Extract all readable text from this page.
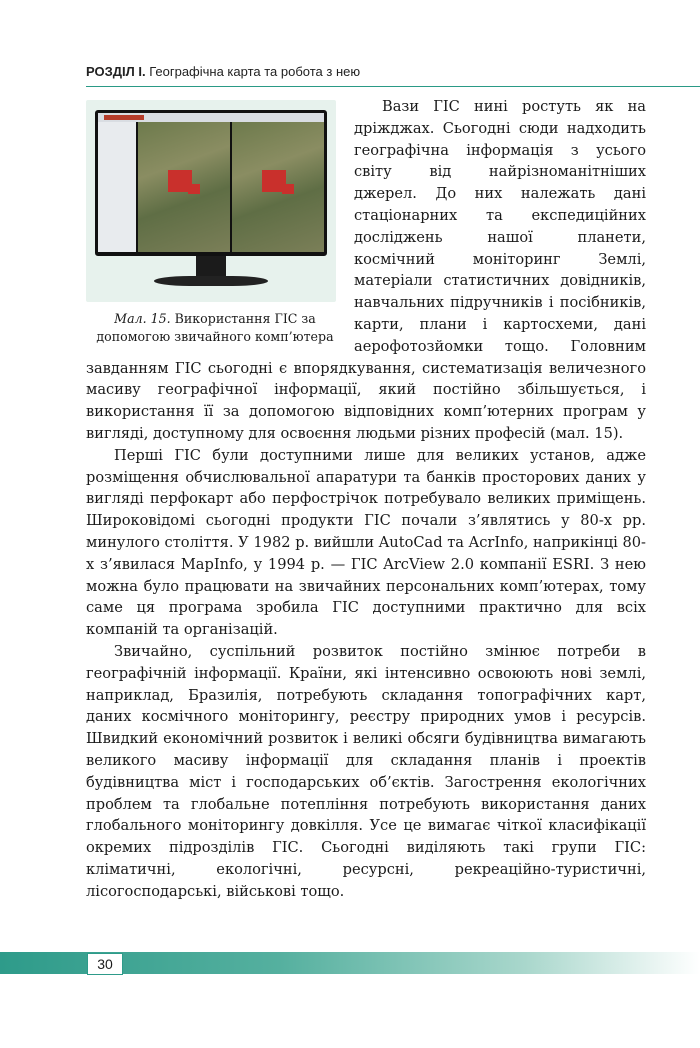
РОЗДІЛ І. Географічна карта та робота з нею
Мал. 15. Використання ГІС за допомогою звичайного комп’ютера

Вази ГІС нині ростуть як на дріжджах. Сьогодні сюди надходить географічна інформація з усього світу від найрізноманітніших джерел. До них належать дані стаціонарних та експедиційних досліджень нашої планети, космічний моніторинг Землі, матеріали статистичних довідників, навчальних підручників і посібників, карти, плани і картосхеми, дані аерофотозйомки тощо. Головним завданням ГІС сьогодні є впорядкування, систематизація величезного масиву географічної інформації, який постійно збільшується, і використання її за допомогою відповідних комп’ютерних програм у вигляді, доступному для освоєння людьми різних професій (мал. 15).

Перші ГІС були доступними лише для великих установ, адже розміщення обчислювальної апаратури та банків просторових даних у вигляді перфокарт або перфострічок потребувало великих приміщень. Широковідомі сьогодні продукти ГІС почали з’являтись у 80-х рр. минулого століття. У 1982 р. вийшли AutoCad та AcrInfo, наприкінці 80-х з’явилася MapInfo, у 1994 р. — ГІС ArcView 2.0 компанії ESRI. З нею можна було працювати на звичайних персональних комп’ютерах, тому саме ця програма зробила ГІС доступними практично для всіх компаній та організацій.

Звичайно, суспільний розвиток постійно змінює потреби в географічній інформації. Країни, які інтенсивно освоюють нові землі, наприклад, Бразилія, потребують складання топографічних карт, даних космічного моніторингу, реєстру природних умов і ресурсів. Швидкий економічний розвиток і великі обсяги будівництва вимагають великого масиву інформації для складання планів і проектів будівництва міст і господарських об’єктів. Загострення екологічних проблем та глобальне потепління потребують використання даних глобального моніторингу довкілля. Усе це вимагає чіткої класифікації окремих підрозділів ГІС. Сьогодні виділяють такі групи ГІС: кліматичні, екологічні, ресурсні, рекреаційно-туристичні, лісогосподарські, військові тощо.

30
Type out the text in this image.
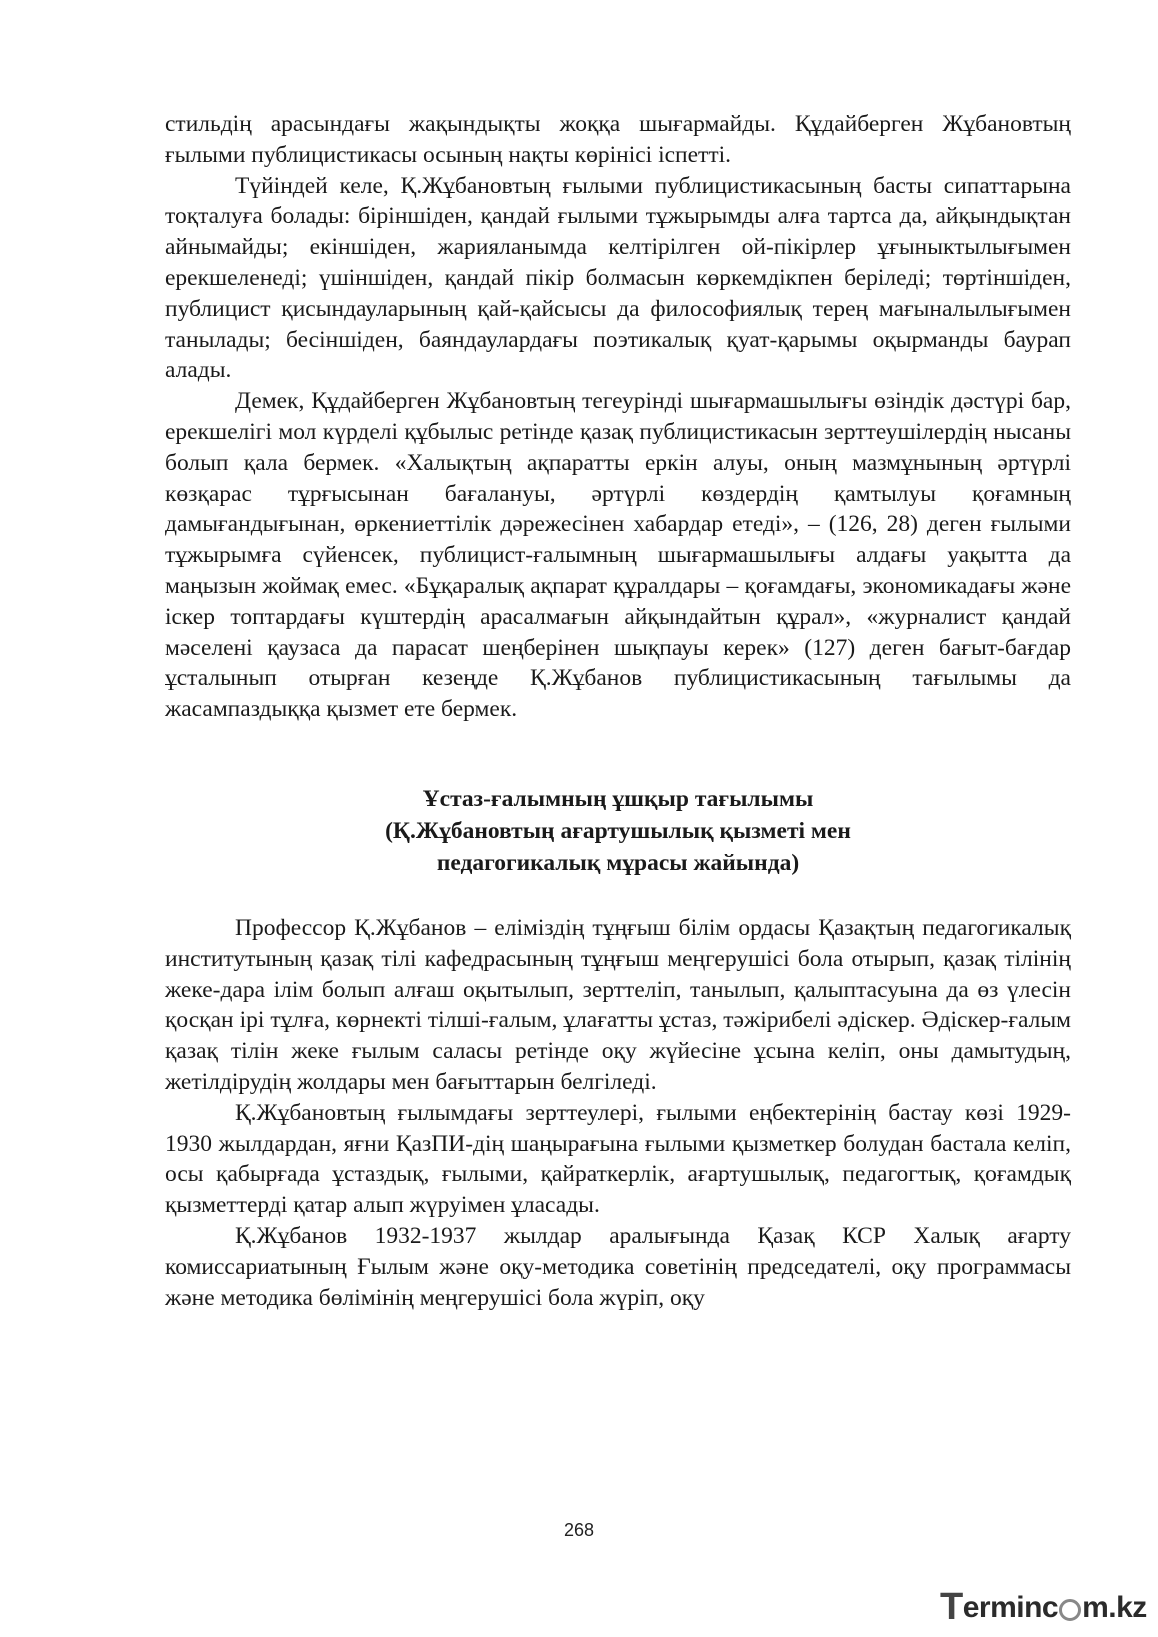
стильдің арасындағы жақындықты жоққа шығармайды. Құдайберген Жұбановтың ғылыми публицистикасы осының нақты көрінісі іспетті.

Түйіндей келе, Қ.Жұбановтың ғылыми публицистикасының басты сипаттарына тоқталуға болады: біріншіден, қандай ғылыми тұжырымды алға тартса да, айқындықтан айнымайды; екіншіден, жарияланымда келтірілген ой-пікірлер ұғыныктылығымен ерекшеленеді; үшіншіден, қандай пікір болмасын көркемдікпен беріледі; төртіншіден, публицист қисындауларының қай-қайсысы да философиялық терең мағыналылығымен танылады; бесіншіден, баяндаулардағы поэтикалық қуат-қарымы оқырманды баурап алады.

Демек, Құдайберген Жұбановтың тегеурінді шығармашылығы өзіндік дәстүрі бар, ерекшелігі мол күрделі құбылыс ретінде қазақ публицистикасын зерттеушілердің нысаны болып қала бермек. «Халықтың ақпаратты еркін алуы, оның мазмұнының әртүрлі көзқарас тұрғысынан бағалануы, әртүрлі көздердің қамтылуы қоғамның дамығандығынан, өркениеттілік дәрежесінен хабардар етеді», – (126, 28) деген ғылыми тұжырымға сүйенсек, публицист-ғалымның шығармашылығы алдағы уақытта да маңызын жоймақ емес. «Бұқаралық ақпарат құралдары – қоғамдағы, экономикадағы және іскер топтардағы күштердің арасалмағын айқындайтын құрал», «журналист қандай мәселені қаузаса да парасат шеңберінен шықпауы керек» (127) деген бағыт-бағдар ұсталынып отырған кезеңде Қ.Жұбанов публицистикасының тағылымы да жасампаздыққа қызмет ете бермек.

Ұстаз-ғалымның ұшқыр тағылымы
(Қ.Жұбановтың ағартушылық қызметі мен
педагогикалық мұрасы жайында)

Профессор Қ.Жұбанов – еліміздің тұңғыш білім ордасы Қазақтың педагогикалық институтының қазақ тілі кафедрасының тұңғыш меңгерушісі бола отырып, қазақ тілінің жеке-дара ілім болып алғаш оқытылып, зерттеліп, танылып, қалыптасуына да өз үлесін қосқан ірі тұлға, көрнекті тілші-ғалым, ұлағатты ұстаз, тәжірибелі әдіскер. Әдіскер-ғалым қазақ тілін жеке ғылым саласы ретінде оқу жүйесіне ұсына келіп, оны дамытудың, жетілдірудің жолдары мен бағыттарын белгіледі.

Қ.Жұбановтың ғылымдағы зерттеулері, ғылыми еңбектерінің бастау көзі 1929-1930 жылдардан, яғни ҚазПИ-дің шаңырағына ғылыми қызметкер болудан бастала келіп, осы қабырғада ұстаздық, ғылыми, қайраткерлік, ағартушылық, педагогтық, қоғамдық қызметтерді қатар алып жүруімен ұласады.

Қ.Жұбанов 1932-1937 жылдар аралығында Қазақ КСР Халық ағарту комиссариатының Ғылым және оқу-методика советінің председателі, оқу программасы және методика бөлімінің меңгерушісі бола жүріп, оқу

268
T erminc m.kz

____________________

Say, as a number only, how many lines of the data contain "меңгерушісі".

◆ **Final result**
2